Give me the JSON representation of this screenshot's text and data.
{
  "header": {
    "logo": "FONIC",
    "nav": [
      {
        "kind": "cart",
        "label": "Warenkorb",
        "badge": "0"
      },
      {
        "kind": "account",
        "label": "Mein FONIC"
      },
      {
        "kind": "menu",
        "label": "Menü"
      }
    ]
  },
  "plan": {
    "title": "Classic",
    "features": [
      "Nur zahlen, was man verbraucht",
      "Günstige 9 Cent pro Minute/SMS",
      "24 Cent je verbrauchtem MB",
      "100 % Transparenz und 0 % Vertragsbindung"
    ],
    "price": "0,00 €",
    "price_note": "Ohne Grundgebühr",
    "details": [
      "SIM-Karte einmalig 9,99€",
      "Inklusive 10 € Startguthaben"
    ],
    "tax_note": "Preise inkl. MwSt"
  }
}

......

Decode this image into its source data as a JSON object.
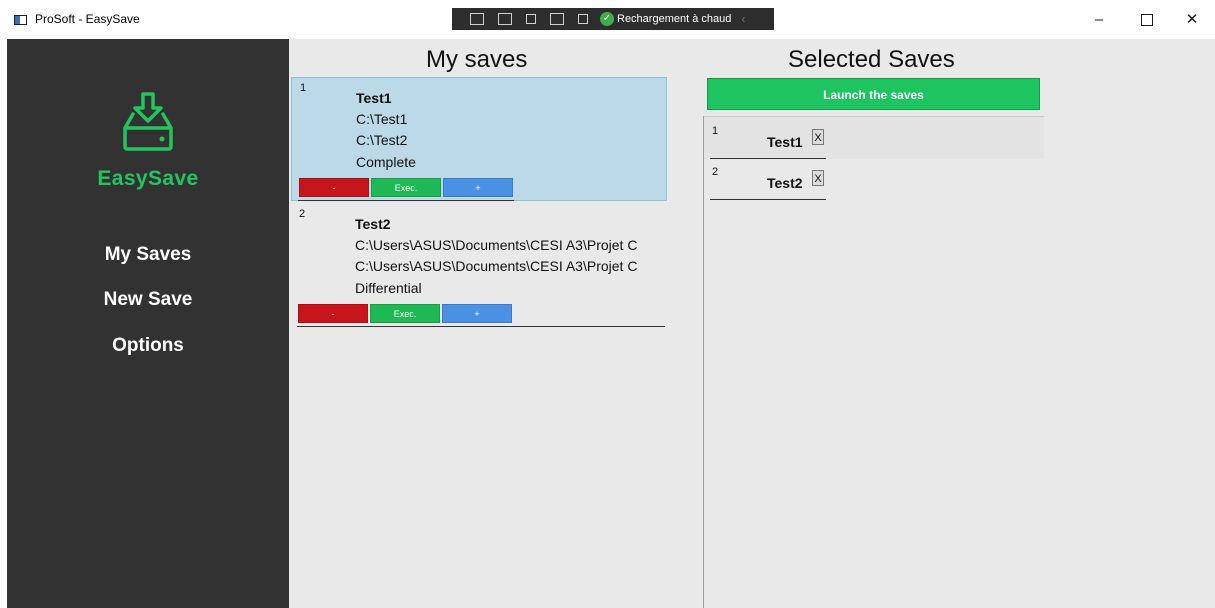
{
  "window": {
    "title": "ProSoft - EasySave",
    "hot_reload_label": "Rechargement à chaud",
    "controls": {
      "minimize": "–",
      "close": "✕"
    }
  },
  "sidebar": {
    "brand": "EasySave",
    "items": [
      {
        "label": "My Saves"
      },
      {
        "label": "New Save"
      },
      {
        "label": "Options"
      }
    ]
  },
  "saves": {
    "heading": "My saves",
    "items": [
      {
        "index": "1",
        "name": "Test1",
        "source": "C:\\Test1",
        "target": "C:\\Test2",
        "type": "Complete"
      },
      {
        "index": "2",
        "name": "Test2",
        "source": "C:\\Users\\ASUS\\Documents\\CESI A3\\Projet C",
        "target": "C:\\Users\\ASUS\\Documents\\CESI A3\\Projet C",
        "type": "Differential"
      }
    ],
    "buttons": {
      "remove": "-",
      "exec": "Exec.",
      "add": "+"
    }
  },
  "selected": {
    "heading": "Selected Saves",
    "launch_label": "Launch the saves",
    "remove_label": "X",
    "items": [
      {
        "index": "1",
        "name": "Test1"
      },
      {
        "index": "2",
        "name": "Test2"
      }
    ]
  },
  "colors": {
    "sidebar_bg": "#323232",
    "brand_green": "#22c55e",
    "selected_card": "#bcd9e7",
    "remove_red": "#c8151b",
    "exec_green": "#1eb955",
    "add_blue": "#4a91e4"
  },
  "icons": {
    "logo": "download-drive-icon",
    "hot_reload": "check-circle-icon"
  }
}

......

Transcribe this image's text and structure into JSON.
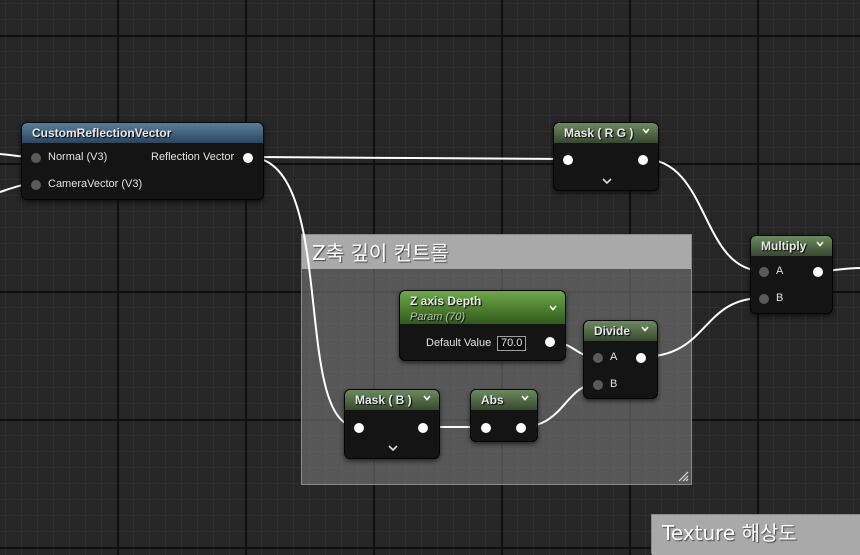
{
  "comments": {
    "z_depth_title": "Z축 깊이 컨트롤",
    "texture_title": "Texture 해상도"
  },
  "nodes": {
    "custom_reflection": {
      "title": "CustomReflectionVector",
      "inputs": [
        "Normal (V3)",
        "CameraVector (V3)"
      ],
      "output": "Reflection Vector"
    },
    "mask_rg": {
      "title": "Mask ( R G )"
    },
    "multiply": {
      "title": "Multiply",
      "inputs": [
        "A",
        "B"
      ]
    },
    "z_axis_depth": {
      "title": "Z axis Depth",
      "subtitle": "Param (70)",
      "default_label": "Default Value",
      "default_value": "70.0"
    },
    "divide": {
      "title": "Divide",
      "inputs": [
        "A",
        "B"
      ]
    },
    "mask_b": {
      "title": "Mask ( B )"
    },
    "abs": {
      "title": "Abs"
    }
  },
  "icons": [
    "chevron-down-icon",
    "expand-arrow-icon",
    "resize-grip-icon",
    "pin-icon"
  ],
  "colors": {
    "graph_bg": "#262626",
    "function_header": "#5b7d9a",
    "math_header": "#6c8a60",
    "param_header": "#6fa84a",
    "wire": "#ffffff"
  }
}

......

AIM — Collect the lines that hold "logo".

SOLUTION TO THIS EXERCISE —
    "logo": "FONIC",
    "logo": "download-drive-icon",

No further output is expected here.